DATA LISTING:
※

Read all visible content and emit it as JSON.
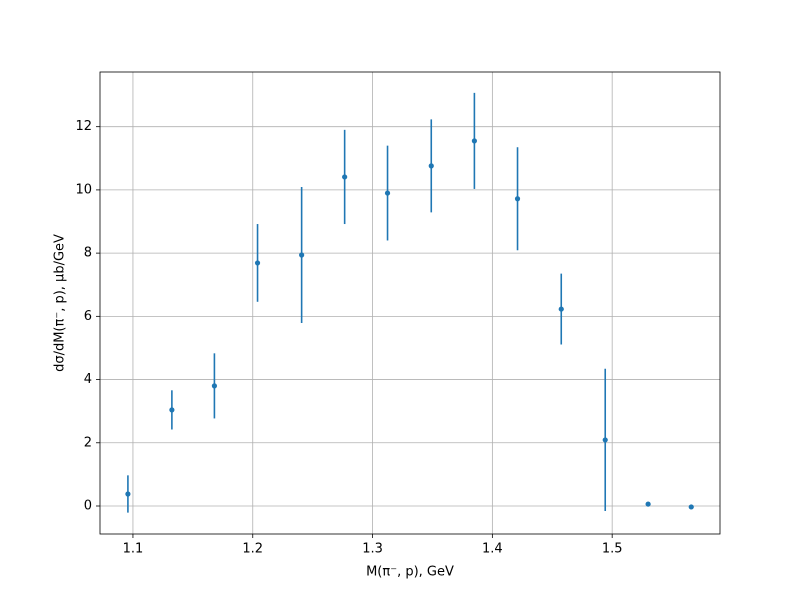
{
  "chart_data": {
    "type": "errorbar",
    "x_label": "M(π⁻, p), GeV",
    "y_label": "dσ/dM(π⁻, p), μb/GeV",
    "x": [
      1.0958,
      1.1325,
      1.168,
      1.204,
      1.2408,
      1.2767,
      1.3125,
      1.349,
      1.385,
      1.421,
      1.4575,
      1.4942,
      1.53,
      1.566
    ],
    "values": [
      0.38,
      3.04,
      3.8,
      7.69,
      7.94,
      10.41,
      9.9,
      10.76,
      11.55,
      9.72,
      6.23,
      2.09,
      0.06,
      -0.03
    ],
    "errors": [
      0.59,
      0.62,
      1.03,
      1.23,
      2.15,
      1.49,
      1.5,
      1.47,
      1.52,
      1.63,
      1.12,
      2.25,
      0,
      0
    ],
    "color": "#1f77b4",
    "xlim": [
      1.0725,
      1.59
    ],
    "xticks": [
      1.1,
      1.2,
      1.3,
      1.4,
      1.5
    ],
    "ylim": [
      -0.886,
      13.73
    ],
    "yticks": [
      0,
      2,
      4,
      6,
      8,
      10,
      12
    ],
    "grid": true
  }
}
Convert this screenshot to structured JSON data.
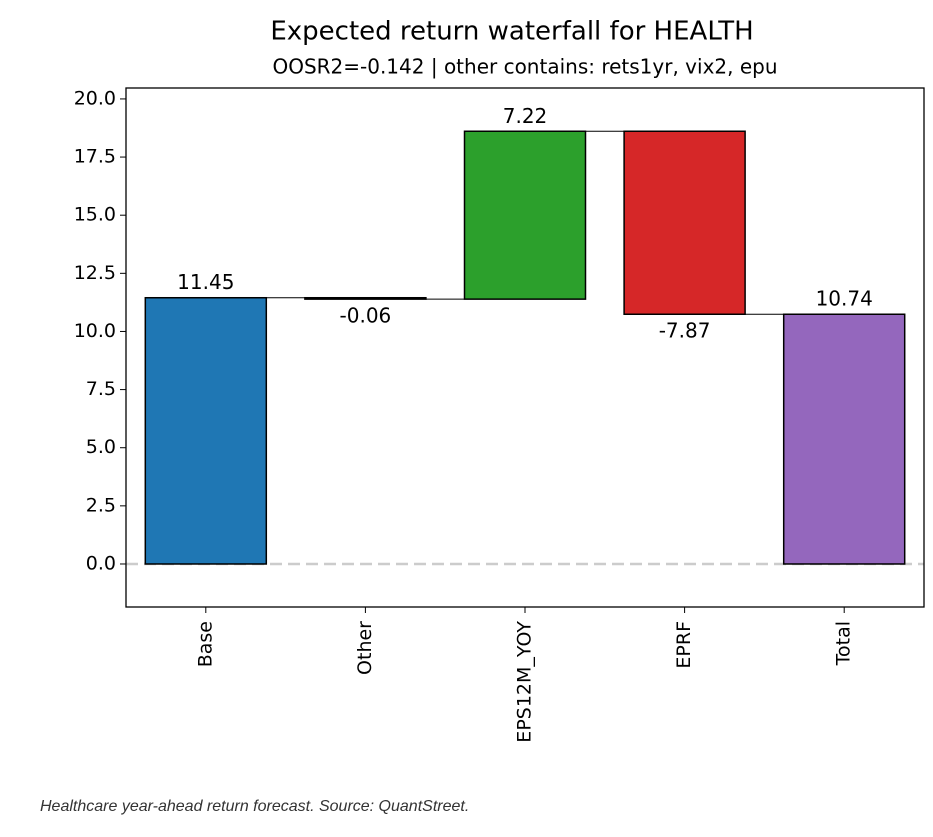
{
  "chart_data": {
    "type": "waterfall",
    "title": "Expected return waterfall for HEALTH",
    "subtitle": "OOSR2=-0.142 | other contains: rets1yr, vix2, epu",
    "categories": [
      "Base",
      "Other",
      "EPS12M_YOY",
      "EPRF",
      "Total"
    ],
    "values": [
      11.45,
      -0.06,
      7.22,
      -7.87,
      10.74
    ],
    "colors": [
      "#1f77b4",
      "#7f7f7f",
      "#2ca02c",
      "#d62728",
      "#9467bd"
    ],
    "ylim": [
      -1.85,
      20.47
    ],
    "yticks": [
      {
        "value": 0,
        "label": "0.0"
      },
      2.5,
      {
        "value": 5,
        "label": "5.0"
      },
      7.5,
      {
        "value": 10,
        "label": "10.0"
      },
      12.5,
      {
        "value": 15,
        "label": "15.0"
      },
      17.5,
      {
        "value": 20,
        "label": "20.0"
      }
    ],
    "zero_line": true,
    "caption": "Healthcare year-ahead return forecast. Source: QuantStreet."
  }
}
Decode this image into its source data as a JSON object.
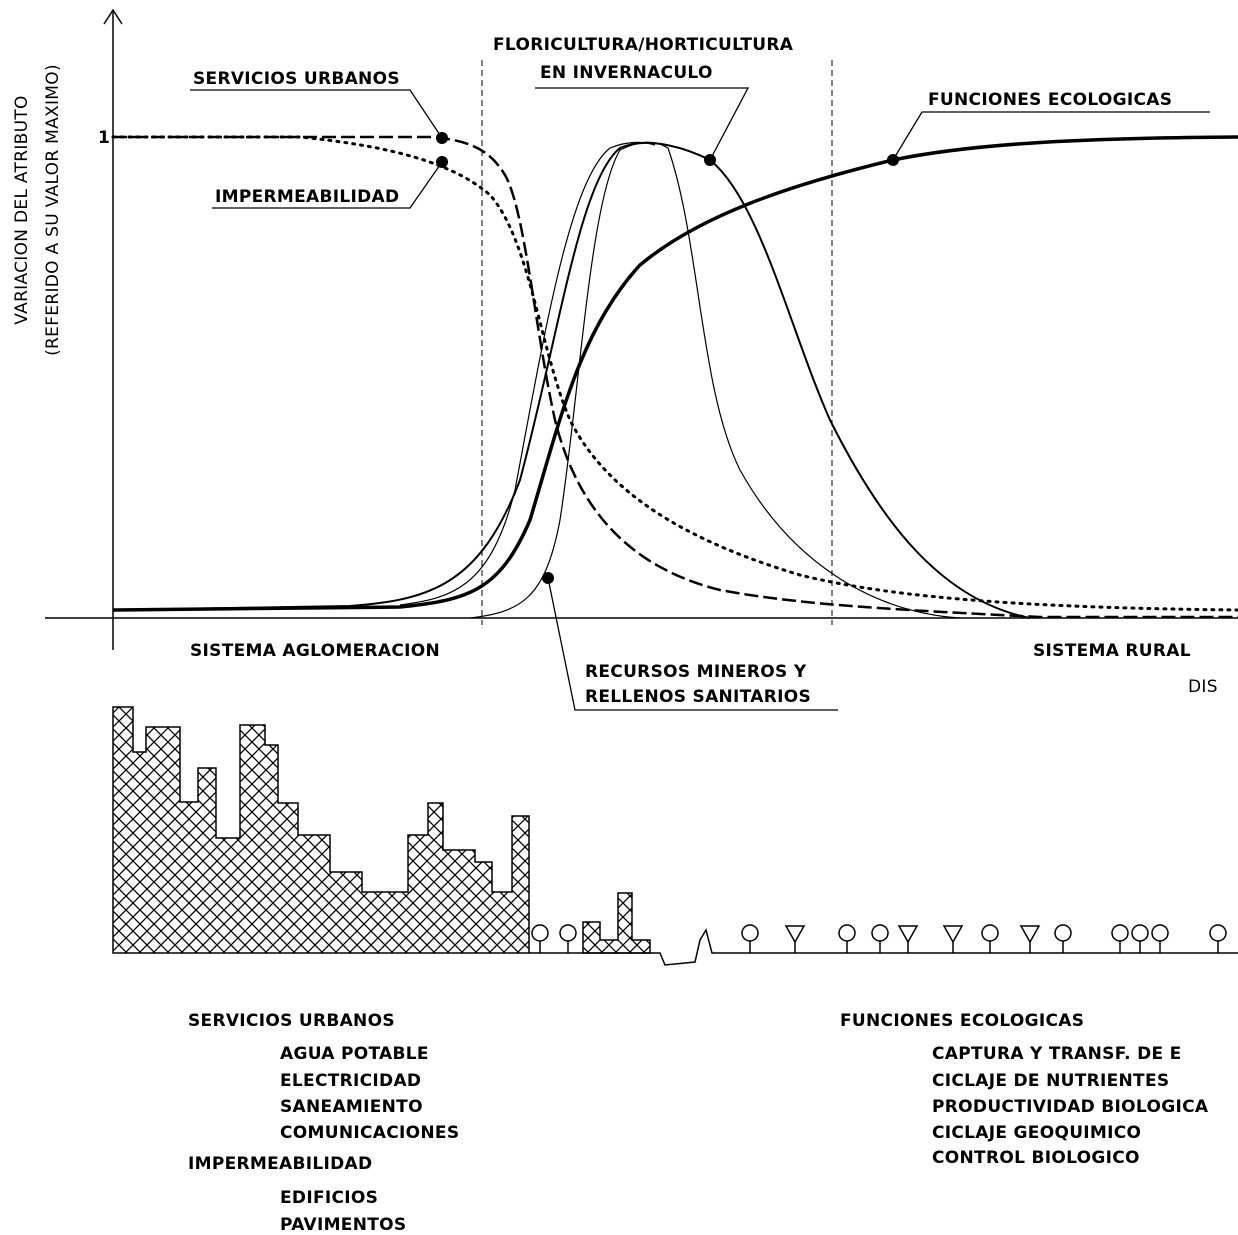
{
  "axis": {
    "y_label_1": "VARIACION DEL ATRIBUTO",
    "y_label_2": "(REFERIDO A SU VALOR MAXIMO)",
    "y_one": "1"
  },
  "curve_labels": {
    "servicios": "SERVICIOS URBANOS",
    "impermeabilidad": "IMPERMEABILIDAD",
    "floricultura_1": "FLORICULTURA/HORTICULTURA",
    "floricultura_2": "EN INVERNACULO",
    "funciones": "FUNCIONES ECOLOGICAS",
    "recursos_1": "RECURSOS MINEROS Y",
    "recursos_2": "RELLENOS SANITARIOS"
  },
  "zones": {
    "aglomeracion": "SISTEMA AGLOMERACION",
    "rural": "SISTEMA RURAL",
    "distance": "DIS"
  },
  "left_list": {
    "heading_1": "SERVICIOS URBANOS",
    "items_1": [
      "AGUA POTABLE",
      "ELECTRICIDAD",
      "SANEAMIENTO",
      "COMUNICACIONES"
    ],
    "heading_2": "IMPERMEABILIDAD",
    "items_2": [
      "EDIFICIOS",
      "PAVIMENTOS"
    ]
  },
  "right_list": {
    "heading": "FUNCIONES ECOLOGICAS",
    "items": [
      "CAPTURA Y TRANSF. DE E",
      "CICLAJE DE NUTRIENTES",
      "PRODUCTIVIDAD BIOLOGICA",
      "CICLAJE GEOQUIMICO",
      "CONTROL BIOLOGICO"
    ]
  }
}
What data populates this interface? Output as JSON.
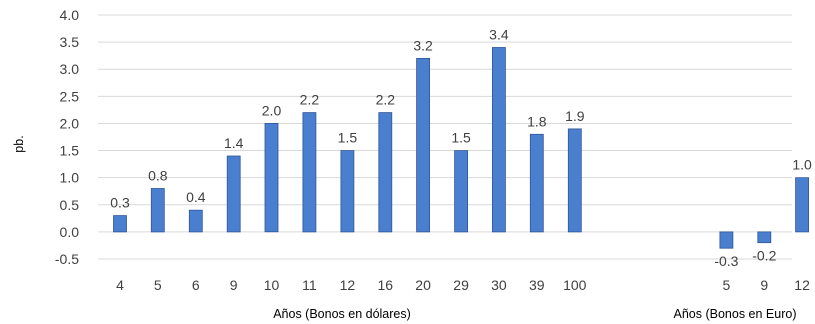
{
  "chart_data": {
    "type": "bar",
    "ylabel": "pb.",
    "ylim": [
      -0.5,
      4.0
    ],
    "ytick_step": 0.5,
    "grid": true,
    "bar_color": "#4a7fd0",
    "groups": [
      {
        "xlabel": "Años (Bonos en dólares)",
        "categories": [
          "4",
          "5",
          "6",
          "9",
          "10",
          "11",
          "12",
          "16",
          "20",
          "29",
          "30",
          "39",
          "100"
        ],
        "values": [
          0.3,
          0.8,
          0.4,
          1.4,
          2.0,
          2.2,
          1.5,
          2.2,
          3.2,
          1.5,
          3.4,
          1.8,
          1.9
        ],
        "data_labels": [
          "0.3",
          "0.8",
          "0.4",
          "1.4",
          "2.0",
          "2.2",
          "1.5",
          "2.2",
          "3.2",
          "1.5",
          "3.4",
          "1.8",
          "1.9"
        ]
      },
      {
        "xlabel": "Años (Bonos en Euro)",
        "categories": [
          "5",
          "9",
          "12"
        ],
        "values": [
          -0.3,
          -0.2,
          1.0
        ],
        "data_labels": [
          "-0.3",
          "-0.2",
          "1.0"
        ]
      }
    ]
  }
}
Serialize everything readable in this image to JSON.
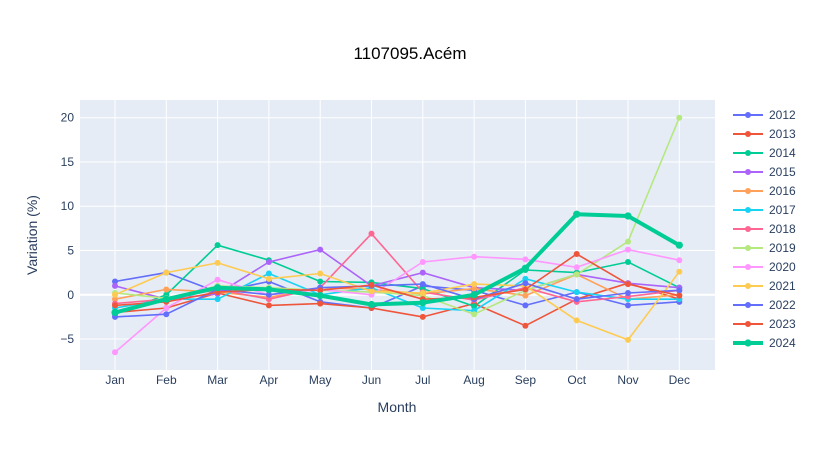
{
  "chart_data": {
    "type": "line",
    "title": "1107095.Acém",
    "xlabel": "Month",
    "ylabel": "Variation (%)",
    "categories": [
      "Jan",
      "Feb",
      "Mar",
      "Apr",
      "May",
      "Jun",
      "Jul",
      "Aug",
      "Sep",
      "Oct",
      "Nov",
      "Dec"
    ],
    "ylim": [
      -8.5,
      22
    ],
    "yticks": [
      -5,
      0,
      5,
      10,
      15,
      20
    ],
    "grid": true,
    "legend": "right",
    "series": [
      {
        "name": "2012",
        "color": "#636efa",
        "values": [
          1.5,
          2.5,
          0.3,
          1.5,
          -0.8,
          -1.5,
          1.0,
          0.5,
          -1.2,
          0.3,
          -1.2,
          -0.8
        ]
      },
      {
        "name": "2013",
        "color": "#EF553B",
        "values": [
          -2.0,
          -1.5,
          0.2,
          -1.2,
          -1.0,
          -1.5,
          -2.5,
          -1.0,
          -3.5,
          -0.5,
          1.3,
          -0.5
        ]
      },
      {
        "name": "2014",
        "color": "#00cc96",
        "values": [
          -2.2,
          0.0,
          5.6,
          3.9,
          1.5,
          1.4,
          0.7,
          -1.3,
          2.8,
          2.5,
          3.7,
          0.8
        ]
      },
      {
        "name": "2015",
        "color": "#ab63fa",
        "values": [
          1.0,
          -0.5,
          0.1,
          3.7,
          5.1,
          1.0,
          2.5,
          0.8,
          0.5,
          2.3,
          1.3,
          0.8
        ]
      },
      {
        "name": "2016",
        "color": "#FFA15A",
        "values": [
          -0.5,
          0.6,
          0.3,
          -0.3,
          0.8,
          0.6,
          0.1,
          0.7,
          -0.1,
          2.3,
          -0.5,
          0.0
        ]
      },
      {
        "name": "2017",
        "color": "#19d3f3",
        "values": [
          -1.5,
          -0.5,
          -0.5,
          2.4,
          0.0,
          0.8,
          -1.5,
          -1.8,
          1.8,
          0.3,
          -0.5,
          -0.5
        ]
      },
      {
        "name": "2018",
        "color": "#FF6692",
        "values": [
          -1.0,
          -0.5,
          0.6,
          -0.5,
          0.8,
          6.9,
          0.3,
          -0.6,
          0.8,
          -0.8,
          -0.2,
          0.5
        ]
      },
      {
        "name": "2019",
        "color": "#B6E880",
        "values": [
          0.2,
          -0.4,
          1.0,
          0.8,
          0.5,
          0.3,
          -0.1,
          -2.2,
          0.5,
          2.3,
          6.0,
          20.0
        ]
      },
      {
        "name": "2020",
        "color": "#FF97FF",
        "values": [
          -6.5,
          -1.5,
          1.7,
          0.0,
          0.6,
          0.0,
          3.7,
          4.3,
          4.0,
          3.1,
          5.1,
          3.9
        ]
      },
      {
        "name": "2021",
        "color": "#FECB52",
        "values": [
          0.0,
          2.5,
          3.6,
          1.8,
          2.4,
          0.4,
          0.2,
          1.2,
          1.0,
          -2.9,
          -5.1,
          2.6
        ]
      },
      {
        "name": "2022",
        "color": "#636efa",
        "values": [
          -2.5,
          -2.2,
          0.6,
          0.0,
          0.8,
          1.0,
          1.2,
          -0.5,
          1.3,
          -0.5,
          0.2,
          0.5
        ]
      },
      {
        "name": "2023",
        "color": "#EF553B",
        "values": [
          -1.2,
          -0.8,
          0.3,
          0.6,
          0.5,
          1.1,
          -0.5,
          -0.3,
          0.6,
          4.6,
          1.2,
          -0.1
        ]
      },
      {
        "name": "2024",
        "color": "#00cc96",
        "highlight": true,
        "values": [
          -2.0,
          -0.5,
          0.8,
          0.6,
          -0.1,
          -1.1,
          -0.9,
          0.0,
          3.0,
          9.1,
          8.9,
          5.6
        ]
      }
    ]
  }
}
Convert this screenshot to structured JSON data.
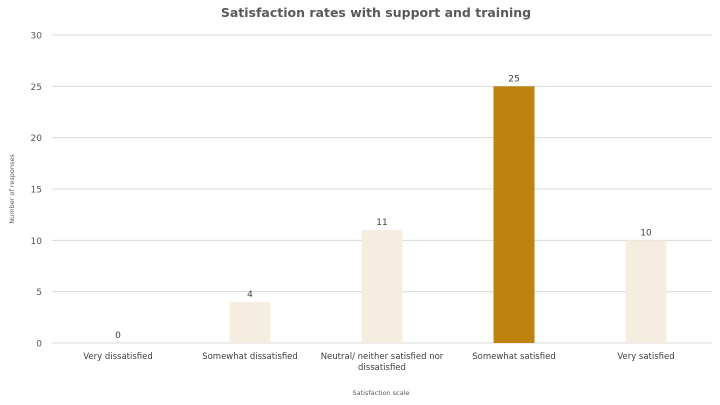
{
  "chart_data": {
    "type": "bar",
    "title": "Satisfaction rates with support and training",
    "xlabel": "Satisfaction scale",
    "ylabel": "Number of responses",
    "ylim": [
      0,
      30
    ],
    "yticks": [
      0,
      5,
      10,
      15,
      20,
      25,
      30
    ],
    "grid": true,
    "categories": [
      [
        "Very dissatisfied"
      ],
      [
        "Somewhat dissatisfied"
      ],
      [
        "Neutral/ neither satisfied nor",
        "dissatisfied"
      ],
      [
        "Somewhat satisfied"
      ],
      [
        "Very satisfied"
      ]
    ],
    "values": [
      0,
      4,
      11,
      25,
      10
    ],
    "data_labels": [
      "0",
      "4",
      "11",
      "25",
      "10"
    ],
    "colors": [
      "#f5ede0",
      "#f5ede0",
      "#f5ede0",
      "#c0820f",
      "#f5ede0"
    ],
    "gridline_color": "#d9d9d9"
  }
}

※

WHAT THE TASK REQUIRES:
Locate the string "return" in the listing above and copy every line where it occurs.

TASK ANSWER:
    "title": "Expected return waterfall for HEALTH",
    "caption": "Healthcare year-ahead return forecast. Source: QuantStreet."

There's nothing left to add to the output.